TASKS FOR THIS EXERCISE:
• 1. Restate word for word the part of the passage on health plan choices that begins at the words "Employees were so" and stops after the words "of plan choices.".
• 2. Answer these questions using the passage on health plan choices.
(a) How many Medicare Advantage plans or Part D prescription drug plans are consumers often required to choose among?
(b) How many new health insurance plans did the Fortune 100 company offer its employees?
(c) On average, how much more in premiums did employees who chose low-deductible plans pay?
--- QUOTED PASSAGE Enclosed Below ---
Consumers are bewildered by dozens of health plan options—and they're making expensive mistakes. Insurers could learn from 401(k) plans.

It’s time for health insurance plans to take a page out of 401(k) playbooks. People need simpler choices, as well as guidance that will nudge them toward the best plan for their needs.

That’s what 401(k)s are designed to do—though it took years for plans to evolve. As the traditional employer-managed defined benefit pension began to disappear, the early generations of 401(k)s and other defined contribution plans presented workers with new and complicated sets of investment choices.

Employees were so overwhelmed that many did nothing, leading Congress to pass reform laws to simplify 401(k) decisions, including providing default plan choices and using auto-enrollment—putting employees into plans unless they opt out. Today many employers are going a step further by turning 401(k)s into pension-like plans, removing the need for decisions unless workers choose to make them.

But health insurance is still stuck in an old-school 401(k) world. Obamacare exchanges have created extensive menus of plan choices that many consumers don’t understand. The exchange concept has also become popular among employer plans for both current workers and retirees. Exchange providers, led by big employee-benefits firms, are signing up lots of health insurers to offer employers and their workers extensive sets of plan choices.

The confusion extends to Medicare, as consumers are often required to choose among 30, 40 or more Medicare Advantage plans or Part D prescription drug plans. They are simply overmatched by the task, research shows.

As with 401(k)s, the primary problem consumers face with health insurance choices is that they don’t understand how the policies work, studies show. Nor do they understand the industry jargon—in the case of health insurance, that may mean even basic terms like deductibles and co-payments.

Consider this alarming study: A Fortune 100 company offered 48 new health insurance plans to more than 50,000 employees. All of the plans were offered by the same health insurer and offered identical coverage. They differed only by premiums, deductibles and other cost-sharing variables.

In roughly 80% of their selections, workers made bad decisions—opting for the low-deductible but high-premium plans that cost them more money yet provided no additional insurance protection. Lower-income and female employees made particularly bad choices.

The amounts of wasted money often equaled 40% or more of the employee’s annual premium expenses. Employees who chose low-deductible plans paid $631 more on average in premiums, but saved only $259 a year in out-of-pocket costs compared with available higher-deductible plans.
--- End of Enclosed QUOTED PASSAGE ---
--- INFORMATION SHOWN Enclosed Below ---
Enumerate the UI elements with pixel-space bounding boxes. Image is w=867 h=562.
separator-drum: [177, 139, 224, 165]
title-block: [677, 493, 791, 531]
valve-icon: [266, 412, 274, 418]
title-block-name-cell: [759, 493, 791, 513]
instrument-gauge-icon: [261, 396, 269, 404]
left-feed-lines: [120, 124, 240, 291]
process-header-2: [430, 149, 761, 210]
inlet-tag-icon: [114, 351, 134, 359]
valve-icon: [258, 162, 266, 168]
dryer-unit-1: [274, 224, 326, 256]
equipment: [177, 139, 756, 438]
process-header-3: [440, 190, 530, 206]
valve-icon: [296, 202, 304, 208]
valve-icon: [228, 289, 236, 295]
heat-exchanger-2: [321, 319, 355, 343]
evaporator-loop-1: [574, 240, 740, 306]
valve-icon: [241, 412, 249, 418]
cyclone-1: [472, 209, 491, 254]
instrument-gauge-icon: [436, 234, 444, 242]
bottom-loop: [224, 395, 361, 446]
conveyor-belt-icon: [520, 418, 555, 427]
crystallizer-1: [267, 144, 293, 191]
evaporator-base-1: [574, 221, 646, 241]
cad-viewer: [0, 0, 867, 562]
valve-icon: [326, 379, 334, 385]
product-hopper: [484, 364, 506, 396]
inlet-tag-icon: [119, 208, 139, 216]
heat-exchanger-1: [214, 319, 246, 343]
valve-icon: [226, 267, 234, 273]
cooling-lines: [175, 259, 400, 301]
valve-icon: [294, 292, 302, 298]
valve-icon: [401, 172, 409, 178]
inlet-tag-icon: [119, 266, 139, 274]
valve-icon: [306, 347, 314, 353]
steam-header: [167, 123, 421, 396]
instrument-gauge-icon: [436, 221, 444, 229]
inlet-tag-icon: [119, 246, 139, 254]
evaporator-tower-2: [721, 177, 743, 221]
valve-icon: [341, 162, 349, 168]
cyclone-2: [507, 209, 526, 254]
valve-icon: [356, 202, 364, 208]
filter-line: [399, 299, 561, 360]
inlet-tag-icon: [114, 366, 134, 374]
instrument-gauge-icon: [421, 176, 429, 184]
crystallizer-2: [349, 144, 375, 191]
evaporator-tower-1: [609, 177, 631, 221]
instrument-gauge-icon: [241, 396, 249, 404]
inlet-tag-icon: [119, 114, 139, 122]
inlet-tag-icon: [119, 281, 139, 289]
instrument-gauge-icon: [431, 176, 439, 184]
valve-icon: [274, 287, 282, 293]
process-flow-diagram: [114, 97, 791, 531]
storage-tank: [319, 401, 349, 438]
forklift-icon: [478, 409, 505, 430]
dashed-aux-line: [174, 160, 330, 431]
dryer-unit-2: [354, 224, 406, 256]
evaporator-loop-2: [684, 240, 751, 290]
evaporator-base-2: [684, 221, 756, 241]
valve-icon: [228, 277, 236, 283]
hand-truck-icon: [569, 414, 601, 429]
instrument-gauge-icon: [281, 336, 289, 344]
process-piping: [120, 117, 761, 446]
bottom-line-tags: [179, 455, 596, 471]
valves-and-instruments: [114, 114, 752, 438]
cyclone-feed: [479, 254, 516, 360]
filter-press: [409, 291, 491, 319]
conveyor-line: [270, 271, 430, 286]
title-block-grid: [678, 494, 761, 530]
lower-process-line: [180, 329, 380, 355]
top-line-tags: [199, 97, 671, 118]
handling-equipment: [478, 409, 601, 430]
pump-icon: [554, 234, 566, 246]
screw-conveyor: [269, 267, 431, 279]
--- End of Enclosed INFORMATION SHOWN ---
RESULTS BY TASK:
• 1.
Employees were so overwhelmed that many did nothing, leading Congress to pass reform laws to simplify 401(k) decisions, including providing default plan choices and using auto-enrollment—putting employees into plans unless they opt out. Today many employers are going a step further by turning 401(k)s into pension-like plans, removing the need for decisions unless workers choose to make them.

But health insurance is still stuck in an old-school 401(k) world. Obamacare exchanges have created extensive menus of plan choices that many consumers don’t understand. The exchange concept has also become popular among employer plans for both current workers and retirees. Exchange providers, led by big employee-benefits firms, are signing up lots of health insurers to offer employers and their workers extensive sets of plan choices.

• 2.
(a) 30, 40 or more
(b) 48
(c) $631